# [Stated problem]
Give only the number of lines that include the string "have".

# [Extracted material]

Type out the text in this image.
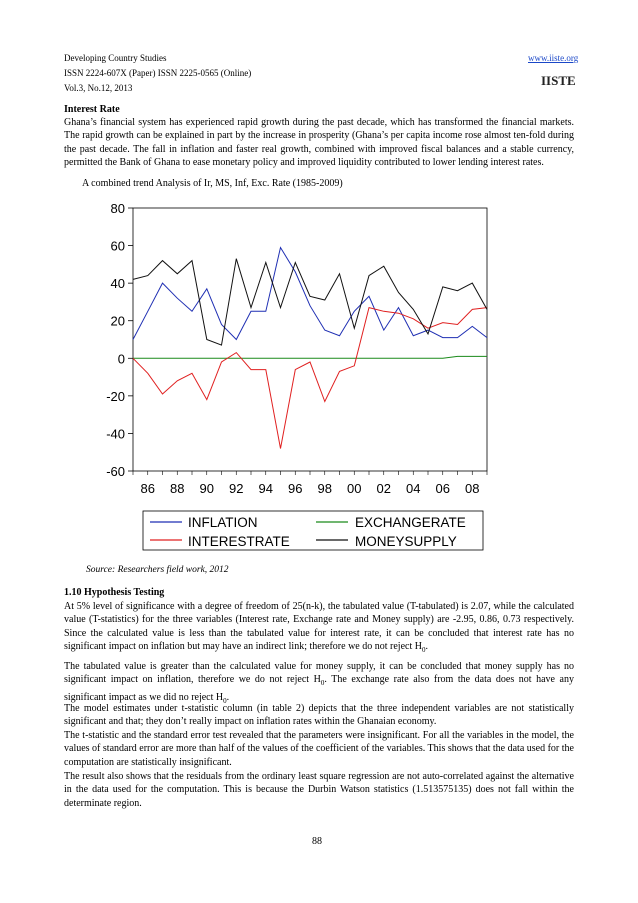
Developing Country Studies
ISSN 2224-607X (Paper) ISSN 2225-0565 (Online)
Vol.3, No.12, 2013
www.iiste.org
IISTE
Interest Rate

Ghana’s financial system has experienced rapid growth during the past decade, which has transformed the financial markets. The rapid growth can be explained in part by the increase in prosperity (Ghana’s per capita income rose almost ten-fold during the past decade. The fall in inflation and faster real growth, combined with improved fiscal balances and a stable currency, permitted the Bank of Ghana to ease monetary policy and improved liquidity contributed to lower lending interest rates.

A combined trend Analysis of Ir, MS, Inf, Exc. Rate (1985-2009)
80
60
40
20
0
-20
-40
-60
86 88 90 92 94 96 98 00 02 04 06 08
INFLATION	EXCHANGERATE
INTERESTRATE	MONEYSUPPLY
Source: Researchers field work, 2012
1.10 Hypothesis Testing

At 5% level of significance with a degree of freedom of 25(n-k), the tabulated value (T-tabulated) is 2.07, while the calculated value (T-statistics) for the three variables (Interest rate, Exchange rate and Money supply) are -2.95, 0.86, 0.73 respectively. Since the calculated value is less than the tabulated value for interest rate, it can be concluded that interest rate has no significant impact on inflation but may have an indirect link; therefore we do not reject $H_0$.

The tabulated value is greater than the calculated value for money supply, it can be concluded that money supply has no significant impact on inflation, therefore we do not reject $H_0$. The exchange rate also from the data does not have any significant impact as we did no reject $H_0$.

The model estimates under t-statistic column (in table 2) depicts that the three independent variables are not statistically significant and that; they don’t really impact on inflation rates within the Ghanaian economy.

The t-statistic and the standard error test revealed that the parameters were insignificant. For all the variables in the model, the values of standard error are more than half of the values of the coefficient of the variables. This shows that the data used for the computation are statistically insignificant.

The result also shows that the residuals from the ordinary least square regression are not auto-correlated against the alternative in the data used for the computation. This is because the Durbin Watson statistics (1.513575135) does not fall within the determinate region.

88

...

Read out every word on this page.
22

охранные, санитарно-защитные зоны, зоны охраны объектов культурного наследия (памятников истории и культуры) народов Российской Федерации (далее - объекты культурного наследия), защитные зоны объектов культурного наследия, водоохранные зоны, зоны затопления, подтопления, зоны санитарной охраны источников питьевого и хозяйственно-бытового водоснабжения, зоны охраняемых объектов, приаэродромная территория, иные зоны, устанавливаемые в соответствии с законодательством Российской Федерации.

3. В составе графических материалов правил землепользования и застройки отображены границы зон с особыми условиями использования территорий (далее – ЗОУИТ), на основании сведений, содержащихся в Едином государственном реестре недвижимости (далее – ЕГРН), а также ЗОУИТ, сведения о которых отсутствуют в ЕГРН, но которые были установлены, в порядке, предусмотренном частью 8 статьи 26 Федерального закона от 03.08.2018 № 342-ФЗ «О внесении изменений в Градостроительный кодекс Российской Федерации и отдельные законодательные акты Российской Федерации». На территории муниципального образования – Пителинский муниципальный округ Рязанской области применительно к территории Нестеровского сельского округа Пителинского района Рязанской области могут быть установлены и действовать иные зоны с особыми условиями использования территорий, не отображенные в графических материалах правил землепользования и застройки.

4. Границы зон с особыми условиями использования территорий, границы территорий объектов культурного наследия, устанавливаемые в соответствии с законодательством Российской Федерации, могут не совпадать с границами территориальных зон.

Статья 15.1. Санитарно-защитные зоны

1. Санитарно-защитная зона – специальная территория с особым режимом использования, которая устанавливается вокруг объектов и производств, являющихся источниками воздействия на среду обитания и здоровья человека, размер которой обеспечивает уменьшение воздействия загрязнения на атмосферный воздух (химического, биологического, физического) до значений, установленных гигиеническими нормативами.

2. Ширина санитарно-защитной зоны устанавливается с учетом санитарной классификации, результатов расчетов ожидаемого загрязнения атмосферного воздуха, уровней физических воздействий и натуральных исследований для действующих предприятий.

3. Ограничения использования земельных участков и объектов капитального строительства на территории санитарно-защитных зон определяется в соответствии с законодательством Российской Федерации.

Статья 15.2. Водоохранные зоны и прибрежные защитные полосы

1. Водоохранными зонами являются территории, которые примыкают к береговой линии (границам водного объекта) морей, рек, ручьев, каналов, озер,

# [Solution below]
2